● **Goal of the exercise**
Write what comes next in the forum thread on distributed bug tracking, starting right after its last sentence.

● **Text segment**
::::

Ask HN: Distributed Bug Tracking - Why? - damoncali

I keep coming across people who would like a bug tracker that works like git - distributed bug tracking. I'm having a tough time getting them to explain why that would be better than a standard web app. What is the use case?<p>Anyone have any thoughts?
======
madhouse
It would have the same advantage as distributed source control: it's
distributed.

It works offline, meaning I can add bug reports, comments, change them and so
on and so forth while being offline. Or one could work on the reports and
publish a cleaned up state, without all the noise he might have generated
during triage.

That's two cases where being distributed would help.

Also, most of the current distributed bug tracker efforts tie into a
distributed VCS, which has the added advantage of the entire issue database
coming coupled with the code: one doesn't have to visit yet another web
application, doesn't have to figure out where the original bugtracker is, and
so on and so forth.

::::

● **Source material**
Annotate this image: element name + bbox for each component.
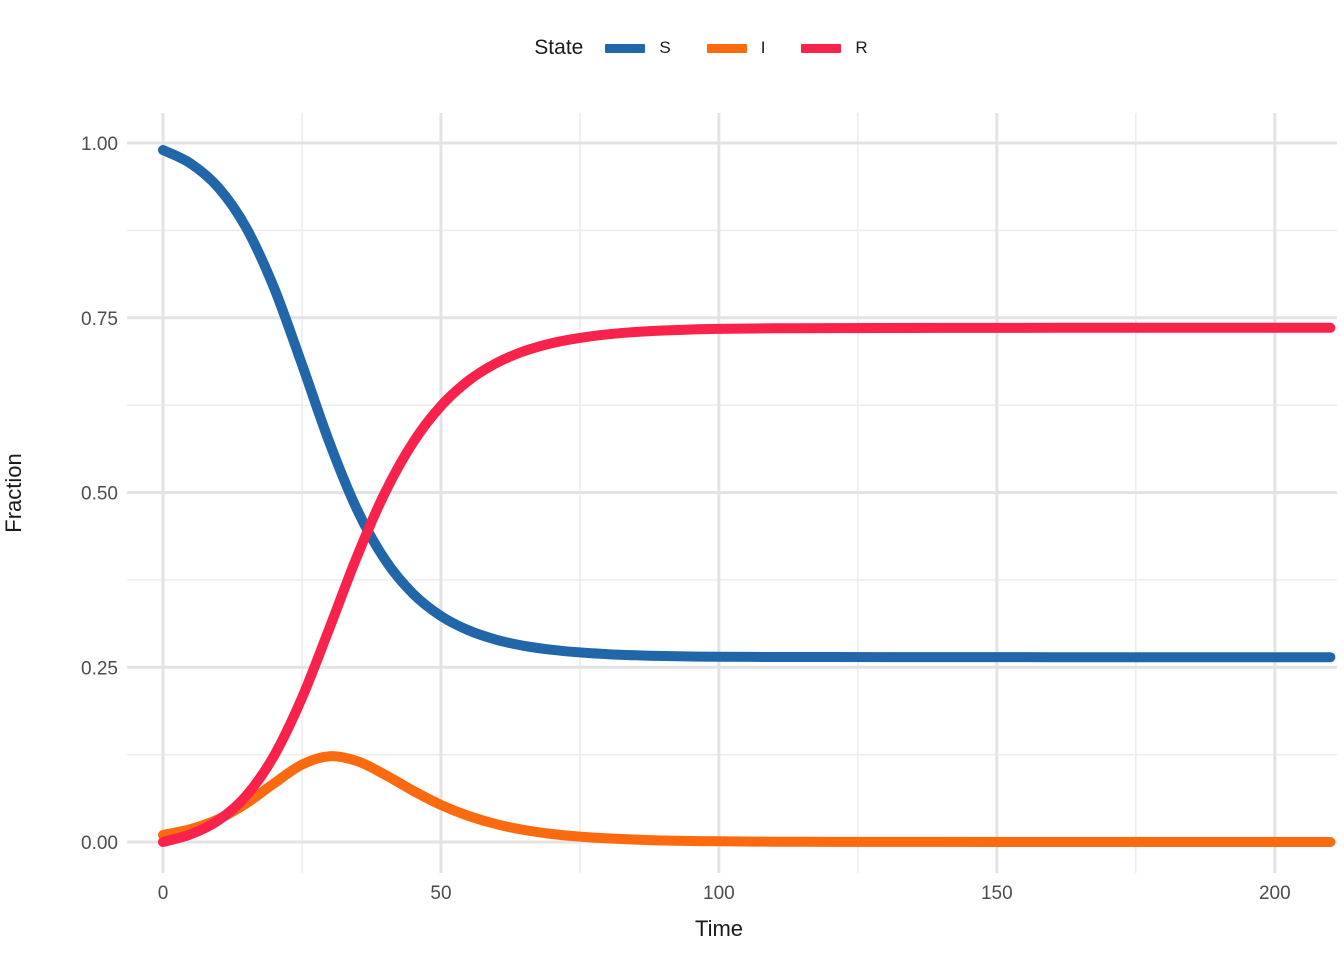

::::

● **Task output**
------
bobds
Having less things to manage and the advantages of distributed source control
also applied to the bug tracker.

Fossil is an interesting choice since it integrates everything in one nice
package, provides a web-based GUI and is only a single executable file that
can run on most platforms. <http://www.fossil-scm.org/>

Ikiwiki is something that you can use with SVN or Git, it basically lets a
wiki live along with your code in your repos. There's a lot of plugins for it,
so it can be more than a wiki. <http://ikiwiki.info/>

------
TimMontague
There's an article on LWN from 2008 about distributed bug tracking:
<http://lwn.net/Articles/281849/>

One advantage that it mentions is a more tight coupling with distributed
source code management systems.